◆ **課題 1**
サンデーサイレンスの血統を扱った本文で、2011年よりもサンデーサイレンスの存在感が増しているとまで言えるとされるのはなぜか、本文の記述に基づいて説明してください。
◆ **課題 2**
サンデーサイレンスの血統を扱った本文について、次の問いに答えてください。
(a) 2011年の日本ダービーで、母の父にサンデーサイレンスを持つ馬は何頭でしたか。
(b) 2017年のGIで、ステイゴールドの仔は何勝しましたか。
(c) セイウンコウセイが勝利したGI競走は何ですか。
◆ **課題 3**
サンデーサイレンスの血統を論じた本文を、最後の文の後から引き継いで書き進めてください。

2011年の日本ダービー馬はオルフェーヴル。父はステイゴールドで、その父はサンデーサイレンス(撮影:下野雄規)

■2017年のGIはマイナー血統には厳しい結果に

 2011年の日本ダービーの出走全頭が“サンデーサイレンスの孫”だったことは既に書いた。もう少し詳細に見ていくと、父の父がサンデーサイレンスである馬、つまりサンデーサイレンス直系の孫が16頭と、そのほとんどを占めていた。一方、母の父にサンデーサイレンスを持つ馬はわずか2頭だった。

 それから6年、昨2017年を振り返ってみる。ダート・障害を含む全GI・26競走の優勝馬にサンデーサイレンスがどのように関わっているか調べてみると、まずサンデーサイレンスを父に持つ種牡馬の仔だけで、

・ブラックタイド=4勝
・ディープインパクト=3勝
・ステイゴールド=3勝
・ハーツクライ=2勝
・ゴールドアリュール=2勝
・ダイワメジャー=1勝

 と、直系の孫が全GIの半数を超える15勝を叩き出している。どの種牡馬もサンデーサイレンス産駒の中でもランク上位に位置する馬だ。ブラックタイドも、GI・4勝すべてをキタサンブラック1頭が叩き出したことを加味しても充分上位と言える。

2017年年度代表馬のキタサンブラック。父はあのディープインパクトの兄・ブラックタイドで、その父はやはりサンデーサイレンス(撮影:下野雄規)

 そして「母父」がサンデーサイレンスという2頭を加えると、65%超が“サンデーサイレンスの孫”。さらにキセキ、ディアドラ、アエロリットの3頭は「母父父」がサンデーサイレンス、高松宮記念を勝利したセイウンコウセイは「父母父」がサンデーサイレンスなので、全GIホースの実に73%がサンデーサイレンスの血を持っていたのが2017年だった。ちなみに、本稿が公開された時点で終了している2018年のGIの勝ち馬4頭も“サンデーサイレンス持ち”だ。2011年からさらにサンデーサイレンスの存在感が増しているとすら言える。

 一方、サンデーサイレンスの血を持っていないのはわずか“4頭”。

エリザベス女王杯:モズカッチャン
宝塚記念:サトノクラウン
日本ダービー:レイデオロ
オークス:ソウルスターリング

 この4頭はサンデーサイレンスの血を持たない、昨今の大レースの勝ち馬では珍しくなった血統。

[枠付きレイアウト項目の一覧]
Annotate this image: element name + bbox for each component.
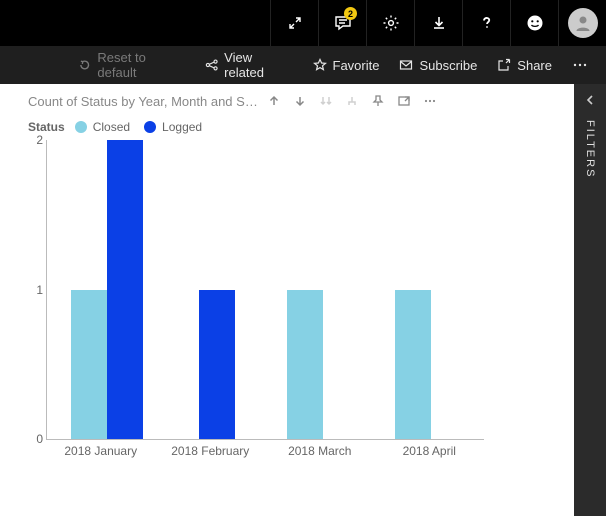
arrow-up-icon — [267, 94, 281, 108]
bar-logged[interactable] — [107, 140, 143, 439]
pin-visual-button[interactable] — [368, 91, 388, 111]
visual-title: Count of Status by Year, Month and St... — [28, 94, 258, 109]
x-tick: 2018 April — [375, 444, 485, 460]
person-icon — [573, 13, 593, 33]
legend-swatch-closed — [75, 121, 87, 133]
legend-swatch-logged — [144, 121, 156, 133]
view-related-label: View related — [224, 50, 292, 80]
related-icon — [205, 58, 218, 72]
y-tick: 0 — [29, 432, 43, 446]
x-tick: 2018 January — [46, 444, 156, 460]
reset-label: Reset to default — [97, 50, 184, 80]
share-button[interactable]: Share — [487, 58, 562, 73]
more-actions-button[interactable] — [562, 58, 598, 72]
arrow-down-icon — [293, 94, 307, 108]
avatar — [568, 8, 598, 38]
expand-icon — [287, 15, 303, 31]
ellipsis-icon — [423, 94, 437, 108]
share-label: Share — [517, 58, 552, 73]
filters-pane-collapsed: FILTERS — [574, 84, 606, 516]
fullscreen-button[interactable] — [270, 0, 318, 46]
y-tick: 2 — [29, 133, 43, 147]
visual-header: Count of Status by Year, Month and St... — [0, 84, 606, 114]
bar-closed[interactable] — [71, 290, 107, 440]
download-button[interactable] — [414, 0, 462, 46]
pin-icon — [371, 94, 385, 108]
gear-icon — [382, 14, 400, 32]
bar-closed[interactable] — [395, 290, 431, 440]
account-button[interactable] — [558, 0, 606, 46]
plot-area: 0 1 2 — [46, 140, 484, 440]
reset-icon — [78, 58, 91, 72]
drill-down-button[interactable] — [290, 91, 310, 111]
bar-logged[interactable] — [199, 290, 235, 440]
settings-button[interactable] — [366, 0, 414, 46]
chevron-left-icon — [584, 94, 596, 106]
feedback-button[interactable] — [510, 0, 558, 46]
share-icon — [497, 58, 511, 72]
view-related-button[interactable]: View related — [195, 50, 303, 80]
global-command-bar: 2 — [0, 0, 606, 46]
legend-item-logged[interactable]: Logged — [162, 120, 202, 134]
legend-title: Status — [28, 120, 65, 134]
subscribe-button[interactable]: Subscribe — [389, 58, 487, 73]
x-tick: 2018 February — [156, 444, 266, 460]
download-icon — [431, 15, 447, 31]
visual-more-button[interactable] — [420, 91, 440, 111]
subscribe-label: Subscribe — [419, 58, 477, 73]
drill-up-button[interactable] — [264, 91, 284, 111]
notification-badge: 2 — [344, 7, 357, 20]
question-icon — [479, 15, 495, 31]
reset-to-default-button: Reset to default — [68, 50, 195, 80]
star-icon — [313, 58, 327, 72]
favorite-button[interactable]: Favorite — [303, 58, 390, 73]
bar-closed[interactable] — [287, 290, 323, 440]
x-axis-labels: 2018 January 2018 February 2018 March 20… — [46, 444, 484, 460]
report-action-bar: Reset to default View related Favorite S… — [0, 46, 606, 84]
smile-icon — [526, 14, 544, 32]
legend-item-closed[interactable]: Closed — [93, 120, 130, 134]
filters-label[interactable]: FILTERS — [584, 120, 596, 178]
drill-down-all-button[interactable] — [316, 91, 336, 111]
expand-next-level-button[interactable] — [342, 91, 362, 111]
ellipsis-icon — [572, 58, 588, 72]
favorite-label: Favorite — [333, 58, 380, 73]
focus-icon — [397, 94, 411, 108]
bar-chart: 0 1 2 2018 January 2018 February 2018 Ma… — [28, 140, 484, 490]
hierarchy-icon — [345, 94, 359, 108]
double-arrow-down-icon — [319, 94, 333, 108]
expand-filters-button[interactable] — [584, 94, 596, 106]
focus-mode-button[interactable] — [394, 91, 414, 111]
mail-icon — [399, 58, 413, 72]
x-tick: 2018 March — [265, 444, 375, 460]
notifications-button[interactable]: 2 — [318, 0, 366, 46]
help-button[interactable] — [462, 0, 510, 46]
chart-legend: Status Closed Logged — [0, 114, 606, 138]
y-tick: 1 — [29, 283, 43, 297]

◆ **解答 1**
2017年は全GI・26競走の勝ち馬の73%がサンデーサイレンスの血を持っていたからです。さらに、本稿公開時点で終了している2018年のGIの勝ち馬4頭も、すべてサンデーサイレンスの血を持っていたためです。

◆ **解答 2**
(a) 2頭
(b) 3勝
(c) 高松宮記念

◆ **解答 3**
 とは言えこの4頭にマイナー血統と呼べるような馬がいたかと言えば、そうではない。レイデオロの父は日本を代表する種牡馬であるキングカメハメハ。ソウルスターリングにいたっては父が英国の怪物フランケル、かつ母は仏オークス馬スタセリタと、むしろ“世界的良血”だ。

 モズカッチャンの父ハービンジャーは競走生活においては歴史的名馬の一頭だが、産駒のデビューから数年間はGI馬を出せておらず、その父のDansiliも日本で目立った産駒成績を残せていなかった。そのため、こと日本においては少なくとも主流とは言えない1頭だったが、2017年秋、このモズカッチャンを含めて一気にGI・3勝を挙げて名実ともにトップ種牡馬となった。

 サトノクラウンだけは微妙なところがある。父のMarjuは英GI馬だが、サトノクラウン以前にほとんど産駒が日本で走っておらず、一番目立つところで香港馬・インディジェナスが1999年のジャパンCに参戦し2着になったことくらい。日本国内ではほとんど見ることのない、確実に珍しい血統だが、残念なことに(?)サトノクラウンは英GI馬のライトニングパールを全姉に持っており、こちらも良血と言わざるを得ない血統背景となっている。この馬のファンも「マイナー血統だから」という理由でファンになった人は少数派だろう。

 マイナー血統を応援してしまう判官贔屓なファンにとって、2017年はGIという最高峰の舞台では喜びを味わうことのできなかった1年となった。しかし、もう少し視野を広げてみると「思わず応援」してしまうような馬たちが印象的な活躍をしていたことが思い出される。

 キーワードは「夏」。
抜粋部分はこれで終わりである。